**Input rows:**

%%

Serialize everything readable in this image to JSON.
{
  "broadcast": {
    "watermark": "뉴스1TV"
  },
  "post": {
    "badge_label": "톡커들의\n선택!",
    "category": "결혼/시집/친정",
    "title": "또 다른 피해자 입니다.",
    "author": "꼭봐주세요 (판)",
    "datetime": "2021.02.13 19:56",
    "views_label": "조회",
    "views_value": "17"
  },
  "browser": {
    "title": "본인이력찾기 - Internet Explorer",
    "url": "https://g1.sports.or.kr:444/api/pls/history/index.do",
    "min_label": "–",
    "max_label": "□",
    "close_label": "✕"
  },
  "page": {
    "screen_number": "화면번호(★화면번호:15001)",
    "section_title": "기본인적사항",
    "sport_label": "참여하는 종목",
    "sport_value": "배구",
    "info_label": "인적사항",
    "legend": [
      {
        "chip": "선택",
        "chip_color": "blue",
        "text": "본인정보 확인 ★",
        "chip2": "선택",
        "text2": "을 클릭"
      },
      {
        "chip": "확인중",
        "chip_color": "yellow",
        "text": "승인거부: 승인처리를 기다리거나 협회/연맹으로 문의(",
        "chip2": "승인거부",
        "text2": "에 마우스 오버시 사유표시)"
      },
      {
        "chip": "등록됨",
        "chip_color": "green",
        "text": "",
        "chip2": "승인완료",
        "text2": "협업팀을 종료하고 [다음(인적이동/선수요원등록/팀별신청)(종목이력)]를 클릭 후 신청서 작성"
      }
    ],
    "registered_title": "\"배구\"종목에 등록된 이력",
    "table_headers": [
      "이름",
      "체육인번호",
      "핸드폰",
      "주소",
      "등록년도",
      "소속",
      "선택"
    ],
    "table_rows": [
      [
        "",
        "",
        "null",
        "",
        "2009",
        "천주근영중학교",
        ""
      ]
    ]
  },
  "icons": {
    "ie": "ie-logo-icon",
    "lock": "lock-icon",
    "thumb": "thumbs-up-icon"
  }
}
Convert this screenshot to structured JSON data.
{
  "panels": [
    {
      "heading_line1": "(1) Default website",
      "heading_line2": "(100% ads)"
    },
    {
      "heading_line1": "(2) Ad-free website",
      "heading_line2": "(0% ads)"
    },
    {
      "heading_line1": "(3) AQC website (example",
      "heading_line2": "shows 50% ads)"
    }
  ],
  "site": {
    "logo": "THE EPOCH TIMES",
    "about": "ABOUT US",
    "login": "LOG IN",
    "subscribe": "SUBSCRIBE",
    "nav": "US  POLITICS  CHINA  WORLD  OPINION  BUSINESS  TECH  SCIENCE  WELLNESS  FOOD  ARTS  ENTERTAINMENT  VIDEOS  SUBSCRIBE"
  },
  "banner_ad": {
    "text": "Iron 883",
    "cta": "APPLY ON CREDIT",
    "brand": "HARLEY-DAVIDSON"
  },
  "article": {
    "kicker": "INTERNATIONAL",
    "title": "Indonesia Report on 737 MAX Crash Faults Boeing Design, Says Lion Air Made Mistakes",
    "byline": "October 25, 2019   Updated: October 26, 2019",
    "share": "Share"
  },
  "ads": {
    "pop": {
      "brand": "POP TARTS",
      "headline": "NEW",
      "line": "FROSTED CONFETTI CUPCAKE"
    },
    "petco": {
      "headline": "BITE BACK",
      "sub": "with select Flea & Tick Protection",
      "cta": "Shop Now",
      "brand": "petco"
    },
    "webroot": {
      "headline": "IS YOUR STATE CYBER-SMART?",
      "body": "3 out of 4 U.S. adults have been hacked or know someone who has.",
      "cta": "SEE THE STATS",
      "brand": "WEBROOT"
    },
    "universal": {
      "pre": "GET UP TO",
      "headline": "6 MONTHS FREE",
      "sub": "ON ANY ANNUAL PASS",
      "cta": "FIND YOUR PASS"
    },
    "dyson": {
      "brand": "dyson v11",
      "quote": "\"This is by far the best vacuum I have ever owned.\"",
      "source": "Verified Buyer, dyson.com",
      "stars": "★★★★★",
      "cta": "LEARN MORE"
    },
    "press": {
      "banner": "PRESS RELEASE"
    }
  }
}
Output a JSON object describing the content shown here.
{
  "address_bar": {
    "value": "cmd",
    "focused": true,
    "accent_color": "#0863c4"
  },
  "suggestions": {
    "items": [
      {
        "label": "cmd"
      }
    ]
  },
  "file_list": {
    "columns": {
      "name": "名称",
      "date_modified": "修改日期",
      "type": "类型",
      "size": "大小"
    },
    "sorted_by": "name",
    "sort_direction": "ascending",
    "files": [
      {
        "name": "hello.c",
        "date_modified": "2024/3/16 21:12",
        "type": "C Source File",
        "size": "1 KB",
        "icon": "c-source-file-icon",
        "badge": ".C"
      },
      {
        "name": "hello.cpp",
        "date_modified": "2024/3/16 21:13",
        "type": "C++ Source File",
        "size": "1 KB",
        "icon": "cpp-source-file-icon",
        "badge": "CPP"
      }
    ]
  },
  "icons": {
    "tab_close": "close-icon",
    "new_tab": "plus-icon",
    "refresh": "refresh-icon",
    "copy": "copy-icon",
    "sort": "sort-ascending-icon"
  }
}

%%

Through the last line of the entries above, beginning at the line containing "Output a JSON", transcribe each line exactly, both ends included and nothing more.

**Result for this exercise:**
Output a JSON object describing the content shown here.
{
  "address_bar": {
    "value": "cmd",
    "focused": true,
    "accent_color": "#0863c4"
  },
  "suggestions": {
    "items": [
      {
        "label": "cmd"
      }
    ]
  },
  "file_list": {
    "columns": {
      "name": "名称",
      "date_modified": "修改日期",
      "type": "类型",
      "size": "大小"
    },
    "sorted_by": "name",
    "sort_direction": "ascending",
    "files": [
      {
        "name": "hello.c",
        "date_modified": "2024/3/16 21:12",
        "type": "C Source File",
        "size": "1 KB",
        "icon": "c-source-file-icon",
        "badge": ".C"
      },
      {
        "name": "hello.cpp",
        "date_modified": "2024/3/16 21:13",
        "type": "C++ Source File",
        "size": "1 KB",
        "icon": "cpp-source-file-icon",
        "badge": "CPP"
      }
    ]
  },
  "icons": {
    "tab_close": "close-icon",
    "new_tab": "plus-icon",
    "refresh": "refresh-icon",
    "copy": "copy-icon",
    "sort": "sort-ascending-icon"
  }
}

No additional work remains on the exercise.